▸ **What you need to do**:
Can you edit the lines from the first one up to and including the line with "act-title-line: AN ACT" by replacing "obligation" with "requirement" and leaving everything else as it is?

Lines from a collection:
-- start --
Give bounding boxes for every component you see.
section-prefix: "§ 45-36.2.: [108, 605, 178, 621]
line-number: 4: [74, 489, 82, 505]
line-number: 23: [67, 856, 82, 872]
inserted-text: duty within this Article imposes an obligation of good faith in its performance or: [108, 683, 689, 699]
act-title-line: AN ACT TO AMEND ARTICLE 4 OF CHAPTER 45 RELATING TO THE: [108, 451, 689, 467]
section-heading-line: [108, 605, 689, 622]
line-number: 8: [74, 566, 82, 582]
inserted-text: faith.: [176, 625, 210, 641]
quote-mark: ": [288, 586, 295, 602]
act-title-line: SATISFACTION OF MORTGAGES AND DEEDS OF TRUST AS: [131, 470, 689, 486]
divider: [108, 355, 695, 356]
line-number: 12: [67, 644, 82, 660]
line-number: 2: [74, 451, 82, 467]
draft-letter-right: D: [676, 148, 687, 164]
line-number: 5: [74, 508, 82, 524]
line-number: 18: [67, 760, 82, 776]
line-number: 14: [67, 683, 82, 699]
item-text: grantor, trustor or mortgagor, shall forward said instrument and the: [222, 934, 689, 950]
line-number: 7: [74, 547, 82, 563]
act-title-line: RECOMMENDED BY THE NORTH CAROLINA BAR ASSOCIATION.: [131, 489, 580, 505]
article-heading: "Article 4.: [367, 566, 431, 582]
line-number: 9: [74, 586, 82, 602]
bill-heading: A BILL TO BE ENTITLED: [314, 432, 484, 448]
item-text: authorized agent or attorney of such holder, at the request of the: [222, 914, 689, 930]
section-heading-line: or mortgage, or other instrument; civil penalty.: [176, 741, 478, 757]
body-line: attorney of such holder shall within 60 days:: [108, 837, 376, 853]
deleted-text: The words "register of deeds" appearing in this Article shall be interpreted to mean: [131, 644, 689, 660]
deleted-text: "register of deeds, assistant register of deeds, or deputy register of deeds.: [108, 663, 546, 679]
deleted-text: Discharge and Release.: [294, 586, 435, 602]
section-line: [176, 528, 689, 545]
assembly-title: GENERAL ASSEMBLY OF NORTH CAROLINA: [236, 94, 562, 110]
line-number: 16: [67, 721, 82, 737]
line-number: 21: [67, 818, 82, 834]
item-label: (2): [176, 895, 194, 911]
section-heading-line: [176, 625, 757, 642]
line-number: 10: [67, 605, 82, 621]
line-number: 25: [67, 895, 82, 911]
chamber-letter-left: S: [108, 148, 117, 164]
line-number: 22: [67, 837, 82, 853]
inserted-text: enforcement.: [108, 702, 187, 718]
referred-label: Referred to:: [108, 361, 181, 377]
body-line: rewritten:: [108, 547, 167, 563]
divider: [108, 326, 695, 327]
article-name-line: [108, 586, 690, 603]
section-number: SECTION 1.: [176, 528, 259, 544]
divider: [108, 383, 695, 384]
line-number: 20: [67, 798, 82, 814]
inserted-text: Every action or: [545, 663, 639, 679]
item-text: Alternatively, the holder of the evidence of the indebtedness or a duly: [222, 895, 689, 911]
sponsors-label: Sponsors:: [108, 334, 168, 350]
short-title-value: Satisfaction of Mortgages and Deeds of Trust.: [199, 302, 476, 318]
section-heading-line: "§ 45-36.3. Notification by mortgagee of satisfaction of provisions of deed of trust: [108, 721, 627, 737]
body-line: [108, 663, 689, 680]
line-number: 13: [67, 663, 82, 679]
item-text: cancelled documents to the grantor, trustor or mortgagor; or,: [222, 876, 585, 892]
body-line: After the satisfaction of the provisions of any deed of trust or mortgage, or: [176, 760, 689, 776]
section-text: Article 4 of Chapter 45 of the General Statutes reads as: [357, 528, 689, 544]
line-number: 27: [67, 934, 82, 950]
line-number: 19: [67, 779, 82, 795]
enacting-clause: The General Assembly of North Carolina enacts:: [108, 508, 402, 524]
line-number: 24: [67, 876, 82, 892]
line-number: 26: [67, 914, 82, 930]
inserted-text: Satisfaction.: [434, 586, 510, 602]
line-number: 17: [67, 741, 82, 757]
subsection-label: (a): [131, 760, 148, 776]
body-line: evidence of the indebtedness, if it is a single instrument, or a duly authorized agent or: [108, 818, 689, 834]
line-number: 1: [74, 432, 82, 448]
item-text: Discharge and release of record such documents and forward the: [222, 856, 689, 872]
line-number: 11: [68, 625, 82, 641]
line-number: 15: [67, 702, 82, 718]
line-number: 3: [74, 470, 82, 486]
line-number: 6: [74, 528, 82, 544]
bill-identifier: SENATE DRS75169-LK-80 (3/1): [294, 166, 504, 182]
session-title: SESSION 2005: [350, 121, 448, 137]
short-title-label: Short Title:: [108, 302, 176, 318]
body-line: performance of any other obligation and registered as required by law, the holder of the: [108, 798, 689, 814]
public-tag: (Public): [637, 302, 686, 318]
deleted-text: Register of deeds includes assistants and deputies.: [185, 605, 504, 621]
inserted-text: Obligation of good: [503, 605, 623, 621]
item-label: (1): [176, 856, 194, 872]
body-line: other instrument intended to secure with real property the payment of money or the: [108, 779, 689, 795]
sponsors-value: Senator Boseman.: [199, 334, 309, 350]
-- end --
▸ **Complete response**:
Give bounding boxes for every component you see.
section-prefix: "§ 45-36.2.: [108, 605, 178, 621]
line-number: 4: [74, 489, 82, 505]
line-number: 23: [67, 856, 82, 872]
inserted-text: duty within this Article imposes an requirement of good faith in its performance or: [108, 683, 689, 699]
act-title-line: AN ACT TO AMEND ARTICLE 4 OF CHAPTER 45 RELATING TO THE: [108, 451, 689, 467]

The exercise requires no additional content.